Extracted records:
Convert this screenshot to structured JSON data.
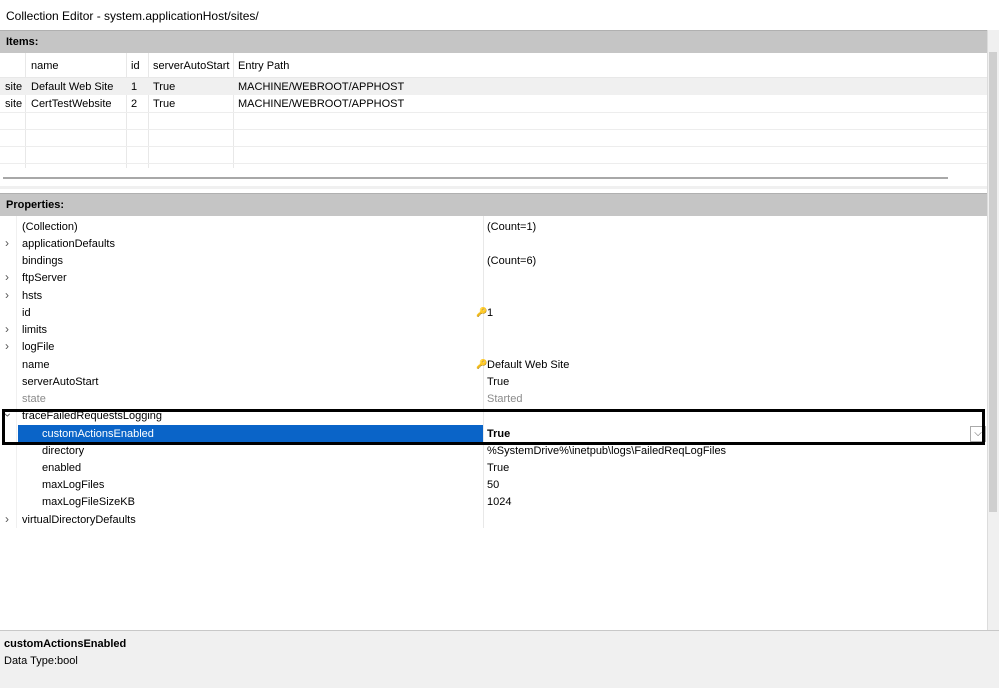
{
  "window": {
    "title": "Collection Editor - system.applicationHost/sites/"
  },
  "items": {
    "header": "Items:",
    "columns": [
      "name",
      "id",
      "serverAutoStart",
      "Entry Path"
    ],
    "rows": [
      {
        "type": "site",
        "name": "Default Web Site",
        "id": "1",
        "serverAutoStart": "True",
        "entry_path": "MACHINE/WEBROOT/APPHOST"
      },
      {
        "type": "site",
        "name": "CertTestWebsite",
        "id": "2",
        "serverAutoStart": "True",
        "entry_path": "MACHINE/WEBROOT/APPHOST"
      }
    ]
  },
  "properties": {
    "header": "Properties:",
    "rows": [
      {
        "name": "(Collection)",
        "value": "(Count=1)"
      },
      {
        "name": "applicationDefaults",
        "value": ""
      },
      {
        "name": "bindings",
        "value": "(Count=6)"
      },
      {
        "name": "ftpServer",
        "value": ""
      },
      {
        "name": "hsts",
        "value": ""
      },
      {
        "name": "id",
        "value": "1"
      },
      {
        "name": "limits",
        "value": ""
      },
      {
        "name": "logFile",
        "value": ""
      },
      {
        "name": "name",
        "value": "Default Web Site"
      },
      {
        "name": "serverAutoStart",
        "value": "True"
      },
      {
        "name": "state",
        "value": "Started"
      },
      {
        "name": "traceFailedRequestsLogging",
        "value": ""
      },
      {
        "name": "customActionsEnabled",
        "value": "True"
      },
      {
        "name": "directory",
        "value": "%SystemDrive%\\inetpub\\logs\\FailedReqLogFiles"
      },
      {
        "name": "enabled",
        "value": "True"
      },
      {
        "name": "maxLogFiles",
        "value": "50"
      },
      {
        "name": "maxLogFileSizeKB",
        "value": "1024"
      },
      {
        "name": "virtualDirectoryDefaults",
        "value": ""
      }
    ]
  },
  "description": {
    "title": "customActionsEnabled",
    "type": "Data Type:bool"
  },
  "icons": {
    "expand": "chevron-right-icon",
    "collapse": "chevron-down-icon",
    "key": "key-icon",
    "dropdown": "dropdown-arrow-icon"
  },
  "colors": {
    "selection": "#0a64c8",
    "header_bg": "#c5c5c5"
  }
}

**Task requirements**
Can you retype every record above exactly, leaving out the pictures?

**Answer**
Convert this screenshot to structured JSON data.
{
  "window": {
    "title": "Collection Editor - system.applicationHost/sites/"
  },
  "items": {
    "header": "Items:",
    "columns": [
      "name",
      "id",
      "serverAutoStart",
      "Entry Path"
    ],
    "rows": [
      {
        "type": "site",
        "name": "Default Web Site",
        "id": "1",
        "serverAutoStart": "True",
        "entry_path": "MACHINE/WEBROOT/APPHOST"
      },
      {
        "type": "site",
        "name": "CertTestWebsite",
        "id": "2",
        "serverAutoStart": "True",
        "entry_path": "MACHINE/WEBROOT/APPHOST"
      }
    ]
  },
  "properties": {
    "header": "Properties:",
    "rows": [
      {
        "name": "(Collection)",
        "value": "(Count=1)"
      },
      {
        "name": "applicationDefaults",
        "value": ""
      },
      {
        "name": "bindings",
        "value": "(Count=6)"
      },
      {
        "name": "ftpServer",
        "value": ""
      },
      {
        "name": "hsts",
        "value": ""
      },
      {
        "name": "id",
        "value": "1"
      },
      {
        "name": "limits",
        "value": ""
      },
      {
        "name": "logFile",
        "value": ""
      },
      {
        "name": "name",
        "value": "Default Web Site"
      },
      {
        "name": "serverAutoStart",
        "value": "True"
      },
      {
        "name": "state",
        "value": "Started"
      },
      {
        "name": "traceFailedRequestsLogging",
        "value": ""
      },
      {
        "name": "customActionsEnabled",
        "value": "True"
      },
      {
        "name": "directory",
        "value": "%SystemDrive%\\inetpub\\logs\\FailedReqLogFiles"
      },
      {
        "name": "enabled",
        "value": "True"
      },
      {
        "name": "maxLogFiles",
        "value": "50"
      },
      {
        "name": "maxLogFileSizeKB",
        "value": "1024"
      },
      {
        "name": "virtualDirectoryDefaults",
        "value": ""
      }
    ]
  },
  "description": {
    "title": "customActionsEnabled",
    "type": "Data Type:bool"
  },
  "icons": {
    "expand": "chevron-right-icon",
    "collapse": "chevron-down-icon",
    "key": "key-icon",
    "dropdown": "dropdown-arrow-icon"
  },
  "colors": {
    "selection": "#0a64c8",
    "header_bg": "#c5c5c5"
  }
}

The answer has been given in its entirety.